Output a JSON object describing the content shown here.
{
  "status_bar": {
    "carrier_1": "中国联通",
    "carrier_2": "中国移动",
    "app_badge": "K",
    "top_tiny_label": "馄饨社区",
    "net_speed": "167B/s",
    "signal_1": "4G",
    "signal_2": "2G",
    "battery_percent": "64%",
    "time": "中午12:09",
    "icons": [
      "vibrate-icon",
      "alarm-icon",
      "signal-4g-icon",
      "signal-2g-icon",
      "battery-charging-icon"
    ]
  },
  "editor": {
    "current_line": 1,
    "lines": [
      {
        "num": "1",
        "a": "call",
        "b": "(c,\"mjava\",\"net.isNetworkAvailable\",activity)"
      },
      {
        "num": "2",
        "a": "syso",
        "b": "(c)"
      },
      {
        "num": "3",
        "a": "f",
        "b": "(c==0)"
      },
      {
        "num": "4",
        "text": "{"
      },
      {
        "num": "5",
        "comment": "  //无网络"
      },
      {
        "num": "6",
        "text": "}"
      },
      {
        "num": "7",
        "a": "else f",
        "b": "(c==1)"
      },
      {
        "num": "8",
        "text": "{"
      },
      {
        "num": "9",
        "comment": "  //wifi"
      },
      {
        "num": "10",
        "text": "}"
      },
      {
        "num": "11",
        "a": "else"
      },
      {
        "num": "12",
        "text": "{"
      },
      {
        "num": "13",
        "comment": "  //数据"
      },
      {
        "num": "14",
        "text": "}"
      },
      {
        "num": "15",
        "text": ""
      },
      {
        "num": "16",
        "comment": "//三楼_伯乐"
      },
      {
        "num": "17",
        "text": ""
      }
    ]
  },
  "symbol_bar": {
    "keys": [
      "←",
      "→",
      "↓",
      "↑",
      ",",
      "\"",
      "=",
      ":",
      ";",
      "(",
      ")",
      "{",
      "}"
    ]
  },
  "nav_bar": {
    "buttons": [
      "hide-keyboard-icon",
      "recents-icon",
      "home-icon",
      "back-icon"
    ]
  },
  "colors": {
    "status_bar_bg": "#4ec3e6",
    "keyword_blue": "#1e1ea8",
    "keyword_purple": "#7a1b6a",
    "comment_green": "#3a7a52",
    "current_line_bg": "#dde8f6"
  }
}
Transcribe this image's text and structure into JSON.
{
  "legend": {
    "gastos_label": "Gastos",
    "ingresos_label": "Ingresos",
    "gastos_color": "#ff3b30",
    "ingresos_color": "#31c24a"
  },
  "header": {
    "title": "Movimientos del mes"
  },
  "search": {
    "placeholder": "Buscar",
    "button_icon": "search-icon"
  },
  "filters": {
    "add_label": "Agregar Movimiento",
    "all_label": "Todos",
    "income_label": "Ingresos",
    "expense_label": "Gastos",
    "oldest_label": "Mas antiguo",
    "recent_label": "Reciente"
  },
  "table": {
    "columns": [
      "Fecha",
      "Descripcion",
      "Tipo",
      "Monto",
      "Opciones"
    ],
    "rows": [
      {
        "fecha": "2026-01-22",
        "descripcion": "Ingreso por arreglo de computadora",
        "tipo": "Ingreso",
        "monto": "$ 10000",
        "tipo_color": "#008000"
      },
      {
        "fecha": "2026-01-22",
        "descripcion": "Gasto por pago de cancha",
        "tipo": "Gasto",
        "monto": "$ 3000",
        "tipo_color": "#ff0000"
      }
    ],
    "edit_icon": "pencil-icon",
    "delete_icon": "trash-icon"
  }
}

=======

» **Short task**
Output the listing above without altering a single character.

» **Problem solution**
Output a JSON object describing the content shown here.
{
  "status_bar": {
    "carrier_1": "中国联通",
    "carrier_2": "中国移动",
    "app_badge": "K",
    "top_tiny_label": "馄饨社区",
    "net_speed": "167B/s",
    "signal_1": "4G",
    "signal_2": "2G",
    "battery_percent": "64%",
    "time": "中午12:09",
    "icons": [
      "vibrate-icon",
      "alarm-icon",
      "signal-4g-icon",
      "signal-2g-icon",
      "battery-charging-icon"
    ]
  },
  "editor": {
    "current_line": 1,
    "lines": [
      {
        "num": "1",
        "a": "call",
        "b": "(c,\"mjava\",\"net.isNetworkAvailable\",activity)"
      },
      {
        "num": "2",
        "a": "syso",
        "b": "(c)"
      },
      {
        "num": "3",
        "a": "f",
        "b": "(c==0)"
      },
      {
        "num": "4",
        "text": "{"
      },
      {
        "num": "5",
        "comment": "  //无网络"
      },
      {
        "num": "6",
        "text": "}"
      },
      {
        "num": "7",
        "a": "else f",
        "b": "(c==1)"
      },
      {
        "num": "8",
        "text": "{"
      },
      {
        "num": "9",
        "comment": "  //wifi"
      },
      {
        "num": "10",
        "text": "}"
      },
      {
        "num": "11",
        "a": "else"
      },
      {
        "num": "12",
        "text": "{"
      },
      {
        "num": "13",
        "comment": "  //数据"
      },
      {
        "num": "14",
        "text": "}"
      },
      {
        "num": "15",
        "text": ""
      },
      {
        "num": "16",
        "comment": "//三楼_伯乐"
      },
      {
        "num": "17",
        "text": ""
      }
    ]
  },
  "symbol_bar": {
    "keys": [
      "←",
      "→",
      "↓",
      "↑",
      ",",
      "\"",
      "=",
      ":",
      ";",
      "(",
      ")",
      "{",
      "}"
    ]
  },
  "nav_bar": {
    "buttons": [
      "hide-keyboard-icon",
      "recents-icon",
      "home-icon",
      "back-icon"
    ]
  },
  "colors": {
    "status_bar_bg": "#4ec3e6",
    "keyword_blue": "#1e1ea8",
    "keyword_purple": "#7a1b6a",
    "comment_green": "#3a7a52",
    "current_line_bg": "#dde8f6"
  }
}
Transcribe this image's text and structure into JSON.
{
  "legend": {
    "gastos_label": "Gastos",
    "ingresos_label": "Ingresos",
    "gastos_color": "#ff3b30",
    "ingresos_color": "#31c24a"
  },
  "header": {
    "title": "Movimientos del mes"
  },
  "search": {
    "placeholder": "Buscar",
    "button_icon": "search-icon"
  },
  "filters": {
    "add_label": "Agregar Movimiento",
    "all_label": "Todos",
    "income_label": "Ingresos",
    "expense_label": "Gastos",
    "oldest_label": "Mas antiguo",
    "recent_label": "Reciente"
  },
  "table": {
    "columns": [
      "Fecha",
      "Descripcion",
      "Tipo",
      "Monto",
      "Opciones"
    ],
    "rows": [
      {
        "fecha": "2026-01-22",
        "descripcion": "Ingreso por arreglo de computadora",
        "tipo": "Ingreso",
        "monto": "$ 10000",
        "tipo_color": "#008000"
      },
      {
        "fecha": "2026-01-22",
        "descripcion": "Gasto por pago de cancha",
        "tipo": "Gasto",
        "monto": "$ 3000",
        "tipo_color": "#ff0000"
      }
    ],
    "edit_icon": "pencil-icon",
    "delete_icon": "trash-icon"
  }
}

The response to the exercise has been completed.